* **Information given**

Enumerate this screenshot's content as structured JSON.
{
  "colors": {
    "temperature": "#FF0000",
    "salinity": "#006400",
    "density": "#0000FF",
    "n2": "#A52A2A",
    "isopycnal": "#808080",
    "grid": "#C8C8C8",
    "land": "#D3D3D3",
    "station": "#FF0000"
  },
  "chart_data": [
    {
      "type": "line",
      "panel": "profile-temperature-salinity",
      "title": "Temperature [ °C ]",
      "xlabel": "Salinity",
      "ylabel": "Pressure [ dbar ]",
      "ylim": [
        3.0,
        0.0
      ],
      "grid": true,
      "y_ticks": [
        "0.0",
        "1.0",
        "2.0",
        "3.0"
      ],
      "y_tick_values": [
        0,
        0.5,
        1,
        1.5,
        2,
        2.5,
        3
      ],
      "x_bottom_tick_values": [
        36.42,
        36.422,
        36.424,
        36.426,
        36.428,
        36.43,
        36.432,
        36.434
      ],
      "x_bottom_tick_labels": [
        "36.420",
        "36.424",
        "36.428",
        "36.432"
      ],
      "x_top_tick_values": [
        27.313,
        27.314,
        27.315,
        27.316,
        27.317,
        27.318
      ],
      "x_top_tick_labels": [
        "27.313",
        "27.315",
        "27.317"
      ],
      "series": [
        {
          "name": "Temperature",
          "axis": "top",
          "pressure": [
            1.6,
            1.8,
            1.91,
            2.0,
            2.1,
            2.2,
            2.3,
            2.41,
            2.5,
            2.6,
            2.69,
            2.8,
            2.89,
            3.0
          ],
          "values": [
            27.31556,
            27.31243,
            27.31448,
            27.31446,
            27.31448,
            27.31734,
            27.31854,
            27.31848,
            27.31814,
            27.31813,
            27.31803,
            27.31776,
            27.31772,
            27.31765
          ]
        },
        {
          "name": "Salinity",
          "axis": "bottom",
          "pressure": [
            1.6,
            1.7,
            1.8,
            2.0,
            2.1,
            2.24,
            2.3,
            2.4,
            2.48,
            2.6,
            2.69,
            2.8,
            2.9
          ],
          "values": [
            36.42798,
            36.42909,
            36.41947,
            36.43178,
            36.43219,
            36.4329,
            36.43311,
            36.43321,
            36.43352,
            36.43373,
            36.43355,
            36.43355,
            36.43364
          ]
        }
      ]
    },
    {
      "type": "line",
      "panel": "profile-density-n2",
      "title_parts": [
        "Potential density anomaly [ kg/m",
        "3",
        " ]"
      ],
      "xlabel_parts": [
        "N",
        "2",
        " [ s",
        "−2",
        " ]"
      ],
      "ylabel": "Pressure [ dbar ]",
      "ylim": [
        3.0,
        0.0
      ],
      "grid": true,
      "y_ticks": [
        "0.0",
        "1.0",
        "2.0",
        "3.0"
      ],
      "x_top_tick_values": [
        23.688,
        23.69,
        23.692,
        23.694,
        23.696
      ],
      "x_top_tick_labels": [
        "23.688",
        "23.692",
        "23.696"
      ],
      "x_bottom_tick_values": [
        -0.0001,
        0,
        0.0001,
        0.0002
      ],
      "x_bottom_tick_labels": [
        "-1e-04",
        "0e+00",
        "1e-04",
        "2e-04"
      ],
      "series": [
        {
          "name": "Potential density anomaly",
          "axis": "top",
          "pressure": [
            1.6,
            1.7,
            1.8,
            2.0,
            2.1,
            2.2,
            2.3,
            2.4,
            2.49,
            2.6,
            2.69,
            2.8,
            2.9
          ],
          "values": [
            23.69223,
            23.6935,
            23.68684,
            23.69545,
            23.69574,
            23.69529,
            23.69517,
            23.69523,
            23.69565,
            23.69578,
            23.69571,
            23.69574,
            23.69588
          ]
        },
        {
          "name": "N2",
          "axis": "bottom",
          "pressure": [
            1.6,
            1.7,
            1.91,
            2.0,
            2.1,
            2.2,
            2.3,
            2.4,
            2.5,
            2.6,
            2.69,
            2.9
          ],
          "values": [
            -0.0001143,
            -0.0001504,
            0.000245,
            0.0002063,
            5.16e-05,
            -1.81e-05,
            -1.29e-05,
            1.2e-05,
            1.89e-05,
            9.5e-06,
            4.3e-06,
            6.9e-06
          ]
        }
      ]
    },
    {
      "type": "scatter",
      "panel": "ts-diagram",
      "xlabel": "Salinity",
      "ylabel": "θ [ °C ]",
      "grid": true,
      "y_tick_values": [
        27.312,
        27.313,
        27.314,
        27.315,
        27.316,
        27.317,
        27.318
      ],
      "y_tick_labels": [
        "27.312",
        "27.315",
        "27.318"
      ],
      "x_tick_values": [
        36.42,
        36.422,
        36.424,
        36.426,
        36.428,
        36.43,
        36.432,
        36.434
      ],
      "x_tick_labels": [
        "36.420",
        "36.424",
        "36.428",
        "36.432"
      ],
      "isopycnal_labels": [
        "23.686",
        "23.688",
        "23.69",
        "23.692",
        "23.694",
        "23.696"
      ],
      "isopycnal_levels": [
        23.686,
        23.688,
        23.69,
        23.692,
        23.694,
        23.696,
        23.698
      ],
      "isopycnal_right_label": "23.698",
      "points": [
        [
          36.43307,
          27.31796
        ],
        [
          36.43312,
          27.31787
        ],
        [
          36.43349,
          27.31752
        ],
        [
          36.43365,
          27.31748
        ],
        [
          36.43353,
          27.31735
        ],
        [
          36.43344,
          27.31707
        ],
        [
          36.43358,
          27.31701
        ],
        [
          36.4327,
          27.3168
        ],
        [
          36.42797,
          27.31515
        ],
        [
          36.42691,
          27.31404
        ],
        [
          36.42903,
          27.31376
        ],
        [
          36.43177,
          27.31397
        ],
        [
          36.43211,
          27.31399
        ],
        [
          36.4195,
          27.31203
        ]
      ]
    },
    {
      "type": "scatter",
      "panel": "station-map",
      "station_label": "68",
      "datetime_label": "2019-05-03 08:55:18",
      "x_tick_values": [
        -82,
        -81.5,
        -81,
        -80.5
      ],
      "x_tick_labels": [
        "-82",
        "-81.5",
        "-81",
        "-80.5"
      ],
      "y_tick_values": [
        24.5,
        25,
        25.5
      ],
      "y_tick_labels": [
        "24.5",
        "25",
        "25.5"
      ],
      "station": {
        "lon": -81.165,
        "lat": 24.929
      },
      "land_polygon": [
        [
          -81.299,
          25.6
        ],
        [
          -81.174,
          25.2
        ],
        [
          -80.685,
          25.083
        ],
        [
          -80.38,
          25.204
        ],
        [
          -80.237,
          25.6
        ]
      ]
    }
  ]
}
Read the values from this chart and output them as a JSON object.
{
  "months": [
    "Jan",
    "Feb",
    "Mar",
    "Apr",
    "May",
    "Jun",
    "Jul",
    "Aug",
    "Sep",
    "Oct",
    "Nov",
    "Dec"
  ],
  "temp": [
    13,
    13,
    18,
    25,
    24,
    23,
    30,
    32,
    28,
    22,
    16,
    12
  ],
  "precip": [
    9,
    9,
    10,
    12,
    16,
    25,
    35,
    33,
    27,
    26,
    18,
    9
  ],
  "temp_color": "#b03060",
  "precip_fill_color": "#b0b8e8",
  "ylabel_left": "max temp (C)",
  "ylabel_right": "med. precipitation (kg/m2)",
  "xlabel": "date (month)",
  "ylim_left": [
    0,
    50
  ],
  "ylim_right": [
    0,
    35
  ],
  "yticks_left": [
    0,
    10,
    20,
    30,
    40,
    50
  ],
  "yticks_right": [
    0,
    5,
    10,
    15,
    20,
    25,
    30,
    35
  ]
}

* **Exercise aim**
Reproduce each line of the material containing the word "profile".

* **Answer to this exercise**
      "panel": "profile-temperature-salinity",
      "panel": "profile-density-n2",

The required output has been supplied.